Transcription should be exact. Include all entries.

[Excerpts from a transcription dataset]

=-=-=-=-=

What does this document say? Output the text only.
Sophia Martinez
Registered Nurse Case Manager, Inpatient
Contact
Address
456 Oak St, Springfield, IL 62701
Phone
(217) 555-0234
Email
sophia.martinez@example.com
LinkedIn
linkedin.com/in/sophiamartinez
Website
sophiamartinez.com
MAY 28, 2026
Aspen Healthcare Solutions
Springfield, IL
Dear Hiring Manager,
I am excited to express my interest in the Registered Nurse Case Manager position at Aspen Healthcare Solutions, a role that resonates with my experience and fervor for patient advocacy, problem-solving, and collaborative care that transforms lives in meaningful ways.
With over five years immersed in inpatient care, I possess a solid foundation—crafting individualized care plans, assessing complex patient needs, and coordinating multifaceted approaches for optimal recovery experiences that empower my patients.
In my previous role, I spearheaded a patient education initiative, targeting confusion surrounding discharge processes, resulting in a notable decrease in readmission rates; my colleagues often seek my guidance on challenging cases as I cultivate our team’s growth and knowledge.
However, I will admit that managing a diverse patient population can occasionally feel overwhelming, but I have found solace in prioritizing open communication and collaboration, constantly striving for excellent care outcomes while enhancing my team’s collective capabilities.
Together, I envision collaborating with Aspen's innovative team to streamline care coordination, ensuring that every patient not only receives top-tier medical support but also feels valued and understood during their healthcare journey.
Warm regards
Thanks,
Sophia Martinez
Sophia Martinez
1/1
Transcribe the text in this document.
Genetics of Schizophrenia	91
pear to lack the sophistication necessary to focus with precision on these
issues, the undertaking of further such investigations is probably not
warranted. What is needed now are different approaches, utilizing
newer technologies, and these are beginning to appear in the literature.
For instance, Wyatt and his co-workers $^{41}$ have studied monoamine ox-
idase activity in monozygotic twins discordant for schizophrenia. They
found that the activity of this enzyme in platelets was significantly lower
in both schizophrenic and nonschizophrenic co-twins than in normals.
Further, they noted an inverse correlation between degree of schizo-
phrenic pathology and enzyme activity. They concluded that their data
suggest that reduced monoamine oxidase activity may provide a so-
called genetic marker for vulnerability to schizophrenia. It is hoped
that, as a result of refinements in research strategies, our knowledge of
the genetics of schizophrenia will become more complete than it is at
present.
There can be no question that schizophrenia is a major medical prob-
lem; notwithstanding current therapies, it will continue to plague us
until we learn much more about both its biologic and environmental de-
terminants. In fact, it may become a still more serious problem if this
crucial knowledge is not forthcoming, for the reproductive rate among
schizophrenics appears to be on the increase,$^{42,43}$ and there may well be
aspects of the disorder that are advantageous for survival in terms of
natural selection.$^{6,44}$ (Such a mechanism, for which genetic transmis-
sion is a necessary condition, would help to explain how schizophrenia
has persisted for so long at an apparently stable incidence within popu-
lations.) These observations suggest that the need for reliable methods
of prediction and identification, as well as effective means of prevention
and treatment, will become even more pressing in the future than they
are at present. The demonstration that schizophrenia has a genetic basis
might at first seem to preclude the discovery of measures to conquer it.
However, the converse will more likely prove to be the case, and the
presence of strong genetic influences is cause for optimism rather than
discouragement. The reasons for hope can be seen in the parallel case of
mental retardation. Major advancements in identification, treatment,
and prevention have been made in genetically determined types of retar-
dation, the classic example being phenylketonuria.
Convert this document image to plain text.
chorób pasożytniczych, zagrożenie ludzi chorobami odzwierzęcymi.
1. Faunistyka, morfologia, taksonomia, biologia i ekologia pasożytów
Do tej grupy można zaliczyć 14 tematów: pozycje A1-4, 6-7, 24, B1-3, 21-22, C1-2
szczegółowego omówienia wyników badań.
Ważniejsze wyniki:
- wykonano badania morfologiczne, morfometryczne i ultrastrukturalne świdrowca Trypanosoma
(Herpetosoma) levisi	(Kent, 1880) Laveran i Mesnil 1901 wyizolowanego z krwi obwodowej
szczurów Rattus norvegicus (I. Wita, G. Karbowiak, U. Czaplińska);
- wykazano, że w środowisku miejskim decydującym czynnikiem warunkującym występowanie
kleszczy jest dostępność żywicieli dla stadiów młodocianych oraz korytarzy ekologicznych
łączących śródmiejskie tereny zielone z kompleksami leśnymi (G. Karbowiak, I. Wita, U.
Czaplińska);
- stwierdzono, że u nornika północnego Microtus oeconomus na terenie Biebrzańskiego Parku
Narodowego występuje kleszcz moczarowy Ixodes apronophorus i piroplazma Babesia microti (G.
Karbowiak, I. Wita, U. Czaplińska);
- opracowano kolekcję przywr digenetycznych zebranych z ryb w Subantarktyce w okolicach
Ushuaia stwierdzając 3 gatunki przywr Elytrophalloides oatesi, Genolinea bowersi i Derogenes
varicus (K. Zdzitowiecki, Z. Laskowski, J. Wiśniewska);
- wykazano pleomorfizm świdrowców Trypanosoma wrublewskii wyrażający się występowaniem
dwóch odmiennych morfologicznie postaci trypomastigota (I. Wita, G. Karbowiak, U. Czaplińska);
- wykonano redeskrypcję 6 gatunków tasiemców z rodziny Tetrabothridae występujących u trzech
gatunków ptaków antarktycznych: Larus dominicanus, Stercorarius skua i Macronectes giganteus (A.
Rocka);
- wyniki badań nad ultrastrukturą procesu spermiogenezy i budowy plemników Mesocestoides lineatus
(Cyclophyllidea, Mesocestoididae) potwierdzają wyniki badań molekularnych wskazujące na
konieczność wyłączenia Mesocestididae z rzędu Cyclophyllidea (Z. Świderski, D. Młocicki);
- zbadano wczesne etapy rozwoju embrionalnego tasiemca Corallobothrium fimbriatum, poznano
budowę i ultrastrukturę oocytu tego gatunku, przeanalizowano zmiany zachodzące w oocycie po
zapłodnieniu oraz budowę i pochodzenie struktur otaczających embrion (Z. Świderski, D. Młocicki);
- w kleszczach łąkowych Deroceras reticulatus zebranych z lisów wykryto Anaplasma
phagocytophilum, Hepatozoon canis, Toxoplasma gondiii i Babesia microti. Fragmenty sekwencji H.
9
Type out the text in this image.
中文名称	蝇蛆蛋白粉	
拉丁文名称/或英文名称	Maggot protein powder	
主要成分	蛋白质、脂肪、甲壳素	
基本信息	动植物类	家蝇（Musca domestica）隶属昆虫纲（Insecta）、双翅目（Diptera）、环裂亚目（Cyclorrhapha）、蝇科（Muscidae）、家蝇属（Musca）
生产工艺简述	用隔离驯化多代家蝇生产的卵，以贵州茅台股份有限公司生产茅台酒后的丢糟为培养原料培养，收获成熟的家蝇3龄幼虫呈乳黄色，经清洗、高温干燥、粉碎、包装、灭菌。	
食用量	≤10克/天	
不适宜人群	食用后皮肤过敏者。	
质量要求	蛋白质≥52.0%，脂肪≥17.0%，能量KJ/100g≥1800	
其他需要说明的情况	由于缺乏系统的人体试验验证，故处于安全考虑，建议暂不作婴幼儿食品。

=-=-=-=-=

## OUTPUT OF THE EXERCISE
What does this document say? Output the text only.
Sophia Martinez
Registered Nurse Case Manager, Inpatient
Contact
Address
456 Oak St, Springfield, IL 62701
Phone
(217) 555-0234
Email
sophia.martinez@example.com
LinkedIn
linkedin.com/in/sophiamartinez
Website
sophiamartinez.com
MAY 28, 2026
Aspen Healthcare Solutions
Springfield, IL
Dear Hiring Manager,
I am excited to express my interest in the Registered Nurse Case Manager position at Aspen Healthcare Solutions, a role that resonates with my experience and fervor for patient advocacy, problem-solving, and collaborative care that transforms lives in meaningful ways.
With over five years immersed in inpatient care, I possess a solid foundation—crafting individualized care plans, assessing complex patient needs, and coordinating multifaceted approaches for optimal recovery experiences that empower my patients.
In my previous role, I spearheaded a patient education initiative, targeting confusion surrounding discharge processes, resulting in a notable decrease in readmission rates; my colleagues often seek my guidance on challenging cases as I cultivate our team’s growth and knowledge.
However, I will admit that managing a diverse patient population can occasionally feel overwhelming, but I have found solace in prioritizing open communication and collaboration, constantly striving for excellent care outcomes while enhancing my team’s collective capabilities.
Together, I envision collaborating with Aspen's innovative team to streamline care coordination, ensuring that every patient not only receives top-tier medical support but also feels valued and understood during their healthcare journey.
Warm regards
Thanks,
Sophia Martinez
Sophia Martinez
1/1
Transcribe the text in this document.
Genetics of Schizophrenia	91
pear to lack the sophistication necessary to focus with precision on these
issues, the undertaking of further such investigations is probably not
warranted. What is needed now are different approaches, utilizing
newer technologies, and these are beginning to appear in the literature.
For instance, Wyatt and his co-workers $^{41}$ have studied monoamine ox-
idase activity in monozygotic twins discordant for schizophrenia. They
found that the activity of this enzyme in platelets was significantly lower
in both schizophrenic and nonschizophrenic co-twins than in normals.
Further, they noted an inverse correlation between degree of schizo-
phrenic pathology and enzyme activity. They concluded that their data
suggest that reduced monoamine oxidase activity may provide a so-
called genetic marker for vulnerability to schizophrenia. It is hoped
that, as a result of refinements in research strategies, our knowledge of
the genetics of schizophrenia will become more complete than it is at
present.
There can be no question that schizophrenia is a major medical prob-
lem; notwithstanding current therapies, it will continue to plague us
until we learn much more about both its biologic and environmental de-
terminants. In fact, it may become a still more serious problem if this
crucial knowledge is not forthcoming, for the reproductive rate among
schizophrenics appears to be on the increase,$^{42,43}$ and there may well be
aspects of the disorder that are advantageous for survival in terms of
natural selection.$^{6,44}$ (Such a mechanism, for which genetic transmis-
sion is a necessary condition, would help to explain how schizophrenia
has persisted for so long at an apparently stable incidence within popu-
lations.) These observations suggest that the need for reliable methods
of prediction and identification, as well as effective means of prevention
and treatment, will become even more pressing in the future than they
are at present. The demonstration that schizophrenia has a genetic basis
might at first seem to preclude the discovery of measures to conquer it.
However, the converse will more likely prove to be the case, and the
presence of strong genetic influences is cause for optimism rather than
discouragement. The reasons for hope can be seen in the parallel case of
mental retardation. Major advancements in identification, treatment,
and prevention have been made in genetically determined types of retar-
dation, the classic example being phenylketonuria.
Convert this document image to plain text.
chorób pasożytniczych, zagrożenie ludzi chorobami odzwierzęcymi.
1. Faunistyka, morfologia, taksonomia, biologia i ekologia pasożytów
Do tej grupy można zaliczyć 14 tematów: pozycje A1-4, 6-7, 24, B1-3, 21-22, C1-2
szczegółowego omówienia wyników badań.
Ważniejsze wyniki:
- wykonano badania morfologiczne, morfometryczne i ultrastrukturalne świdrowca Trypanosoma
(Herpetosoma) levisi	(Kent, 1880) Laveran i Mesnil 1901 wyizolowanego z krwi obwodowej
szczurów Rattus norvegicus (I. Wita, G. Karbowiak, U. Czaplińska);
- wykazano, że w środowisku miejskim decydującym czynnikiem warunkującym występowanie
kleszczy jest dostępność żywicieli dla stadiów młodocianych oraz korytarzy ekologicznych
łączących śródmiejskie tereny zielone z kompleksami leśnymi (G. Karbowiak, I. Wita, U.
Czaplińska);
- stwierdzono, że u nornika północnego Microtus oeconomus na terenie Biebrzańskiego Parku
Narodowego występuje kleszcz moczarowy Ixodes apronophorus i piroplazma Babesia microti (G.
Karbowiak, I. Wita, U. Czaplińska);
- opracowano kolekcję przywr digenetycznych zebranych z ryb w Subantarktyce w okolicach
Ushuaia stwierdzając 3 gatunki przywr Elytrophalloides oatesi, Genolinea bowersi i Derogenes
varicus (K. Zdzitowiecki, Z. Laskowski, J. Wiśniewska);
- wykazano pleomorfizm świdrowców Trypanosoma wrublewskii wyrażający się występowaniem
dwóch odmiennych morfologicznie postaci trypomastigota (I. Wita, G. Karbowiak, U. Czaplińska);
- wykonano redeskrypcję 6 gatunków tasiemców z rodziny Tetrabothridae występujących u trzech
gatunków ptaków antarktycznych: Larus dominicanus, Stercorarius skua i Macronectes giganteus (A.
Rocka);
- wyniki badań nad ultrastrukturą procesu spermiogenezy i budowy plemników Mesocestoides lineatus
(Cyclophyllidea, Mesocestoididae) potwierdzają wyniki badań molekularnych wskazujące na
konieczność wyłączenia Mesocestididae z rzędu Cyclophyllidea (Z. Świderski, D. Młocicki);
- zbadano wczesne etapy rozwoju embrionalnego tasiemca Corallobothrium fimbriatum, poznano
budowę i ultrastrukturę oocytu tego gatunku, przeanalizowano zmiany zachodzące w oocycie po
zapłodnieniu oraz budowę i pochodzenie struktur otaczających embrion (Z. Świderski, D. Młocicki);
- w kleszczach łąkowych Deroceras reticulatus zebranych z lisów wykryto Anaplasma
phagocytophilum, Hepatozoon canis, Toxoplasma gondiii i Babesia microti. Fragmenty sekwencji H.
9
Type out the text in this image.
中文名称	蝇蛆蛋白粉	
拉丁文名称/或英文名称	Maggot protein powder	
主要成分	蛋白质、脂肪、甲壳素	
基本信息	动植物类	家蝇（Musca domestica）隶属昆虫纲（Insecta）、双翅目（Diptera）、环裂亚目（Cyclorrhapha）、蝇科（Muscidae）、家蝇属（Musca）
生产工艺简述	用隔离驯化多代家蝇生产的卵，以贵州茅台股份有限公司生产茅台酒后的丢糟为培养原料培养，收获成熟的家蝇3龄幼虫呈乳黄色，经清洗、高温干燥、粉碎、包装、灭菌。	
食用量	≤10克/天	
不适宜人群	食用后皮肤过敏者。	
质量要求	蛋白质≥52.0%，脂肪≥17.0%，能量KJ/100g≥1800	
其他需要说明的情况	由于缺乏系统的人体试验验证，故处于安全考虑，建议暂不作婴幼儿食品。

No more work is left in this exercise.